Stored entries:
**********

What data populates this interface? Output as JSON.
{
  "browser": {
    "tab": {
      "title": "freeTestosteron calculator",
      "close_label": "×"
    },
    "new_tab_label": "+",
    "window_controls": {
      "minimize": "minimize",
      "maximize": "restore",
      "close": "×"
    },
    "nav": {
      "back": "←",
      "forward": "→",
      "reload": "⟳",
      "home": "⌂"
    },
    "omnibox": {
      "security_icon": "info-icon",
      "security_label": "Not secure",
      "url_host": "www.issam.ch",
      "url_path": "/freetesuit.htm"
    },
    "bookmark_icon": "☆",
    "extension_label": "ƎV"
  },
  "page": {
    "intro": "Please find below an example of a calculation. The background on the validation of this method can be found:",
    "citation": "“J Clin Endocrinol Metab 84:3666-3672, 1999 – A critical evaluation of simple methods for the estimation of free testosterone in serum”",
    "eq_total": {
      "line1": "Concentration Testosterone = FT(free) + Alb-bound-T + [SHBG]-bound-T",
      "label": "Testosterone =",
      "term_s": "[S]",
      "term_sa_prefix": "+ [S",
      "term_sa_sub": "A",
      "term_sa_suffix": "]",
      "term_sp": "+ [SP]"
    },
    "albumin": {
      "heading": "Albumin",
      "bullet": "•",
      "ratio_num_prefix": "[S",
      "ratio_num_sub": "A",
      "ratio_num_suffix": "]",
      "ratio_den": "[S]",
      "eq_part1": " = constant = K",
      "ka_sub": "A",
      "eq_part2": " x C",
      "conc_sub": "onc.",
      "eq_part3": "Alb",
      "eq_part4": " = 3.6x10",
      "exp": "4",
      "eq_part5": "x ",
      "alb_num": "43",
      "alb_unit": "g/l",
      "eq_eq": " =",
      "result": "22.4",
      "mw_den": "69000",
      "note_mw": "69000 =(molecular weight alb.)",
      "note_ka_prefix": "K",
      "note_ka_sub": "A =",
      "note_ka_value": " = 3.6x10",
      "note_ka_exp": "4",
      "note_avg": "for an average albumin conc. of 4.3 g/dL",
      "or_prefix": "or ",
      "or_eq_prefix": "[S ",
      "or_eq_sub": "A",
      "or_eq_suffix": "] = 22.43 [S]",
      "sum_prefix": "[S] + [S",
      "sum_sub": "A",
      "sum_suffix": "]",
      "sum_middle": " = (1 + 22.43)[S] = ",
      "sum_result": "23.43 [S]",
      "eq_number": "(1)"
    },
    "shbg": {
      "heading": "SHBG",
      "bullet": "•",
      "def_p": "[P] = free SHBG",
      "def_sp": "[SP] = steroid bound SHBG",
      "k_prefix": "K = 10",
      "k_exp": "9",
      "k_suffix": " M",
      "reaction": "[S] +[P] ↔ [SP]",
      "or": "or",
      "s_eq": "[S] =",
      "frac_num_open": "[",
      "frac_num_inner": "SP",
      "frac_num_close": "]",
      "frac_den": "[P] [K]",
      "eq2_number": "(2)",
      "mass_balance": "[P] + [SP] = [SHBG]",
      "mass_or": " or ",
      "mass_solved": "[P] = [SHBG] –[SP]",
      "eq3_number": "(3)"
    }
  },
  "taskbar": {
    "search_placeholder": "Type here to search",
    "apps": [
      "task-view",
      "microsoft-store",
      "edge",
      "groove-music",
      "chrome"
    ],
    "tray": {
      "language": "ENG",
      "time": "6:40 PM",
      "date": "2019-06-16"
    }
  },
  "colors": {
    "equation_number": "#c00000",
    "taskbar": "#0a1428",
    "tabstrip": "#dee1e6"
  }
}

**********

What to produce:
Make an exact copy of every entry.

Full answer:
What data populates this interface? Output as JSON.
{
  "browser": {
    "tab": {
      "title": "freeTestosteron calculator",
      "close_label": "×"
    },
    "new_tab_label": "+",
    "window_controls": {
      "minimize": "minimize",
      "maximize": "restore",
      "close": "×"
    },
    "nav": {
      "back": "←",
      "forward": "→",
      "reload": "⟳",
      "home": "⌂"
    },
    "omnibox": {
      "security_icon": "info-icon",
      "security_label": "Not secure",
      "url_host": "www.issam.ch",
      "url_path": "/freetesuit.htm"
    },
    "bookmark_icon": "☆",
    "extension_label": "ƎV"
  },
  "page": {
    "intro": "Please find below an example of a calculation. The background on the validation of this method can be found:",
    "citation": "“J Clin Endocrinol Metab 84:3666-3672, 1999 – A critical evaluation of simple methods for the estimation of free testosterone in serum”",
    "eq_total": {
      "line1": "Concentration Testosterone = FT(free) + Alb-bound-T + [SHBG]-bound-T",
      "label": "Testosterone =",
      "term_s": "[S]",
      "term_sa_prefix": "+ [S",
      "term_sa_sub": "A",
      "term_sa_suffix": "]",
      "term_sp": "+ [SP]"
    },
    "albumin": {
      "heading": "Albumin",
      "bullet": "•",
      "ratio_num_prefix": "[S",
      "ratio_num_sub": "A",
      "ratio_num_suffix": "]",
      "ratio_den": "[S]",
      "eq_part1": " = constant = K",
      "ka_sub": "A",
      "eq_part2": " x C",
      "conc_sub": "onc.",
      "eq_part3": "Alb",
      "eq_part4": " = 3.6x10",
      "exp": "4",
      "eq_part5": "x ",
      "alb_num": "43",
      "alb_unit": "g/l",
      "eq_eq": " =",
      "result": "22.4",
      "mw_den": "69000",
      "note_mw": "69000 =(molecular weight alb.)",
      "note_ka_prefix": "K",
      "note_ka_sub": "A =",
      "note_ka_value": " = 3.6x10",
      "note_ka_exp": "4",
      "note_avg": "for an average albumin conc. of 4.3 g/dL",
      "or_prefix": "or ",
      "or_eq_prefix": "[S ",
      "or_eq_sub": "A",
      "or_eq_suffix": "] = 22.43 [S]",
      "sum_prefix": "[S] + [S",
      "sum_sub": "A",
      "sum_suffix": "]",
      "sum_middle": " = (1 + 22.43)[S] = ",
      "sum_result": "23.43 [S]",
      "eq_number": "(1)"
    },
    "shbg": {
      "heading": "SHBG",
      "bullet": "•",
      "def_p": "[P] = free SHBG",
      "def_sp": "[SP] = steroid bound SHBG",
      "k_prefix": "K = 10",
      "k_exp": "9",
      "k_suffix": " M",
      "reaction": "[S] +[P] ↔ [SP]",
      "or": "or",
      "s_eq": "[S] =",
      "frac_num_open": "[",
      "frac_num_inner": "SP",
      "frac_num_close": "]",
      "frac_den": "[P] [K]",
      "eq2_number": "(2)",
      "mass_balance": "[P] + [SP] = [SHBG]",
      "mass_or": " or ",
      "mass_solved": "[P] = [SHBG] –[SP]",
      "eq3_number": "(3)"
    }
  },
  "taskbar": {
    "search_placeholder": "Type here to search",
    "apps": [
      "task-view",
      "microsoft-store",
      "edge",
      "groove-music",
      "chrome"
    ],
    "tray": {
      "language": "ENG",
      "time": "6:40 PM",
      "date": "2019-06-16"
    }
  },
  "colors": {
    "equation_number": "#c00000",
    "taskbar": "#0a1428",
    "tabstrip": "#dee1e6"
  }
}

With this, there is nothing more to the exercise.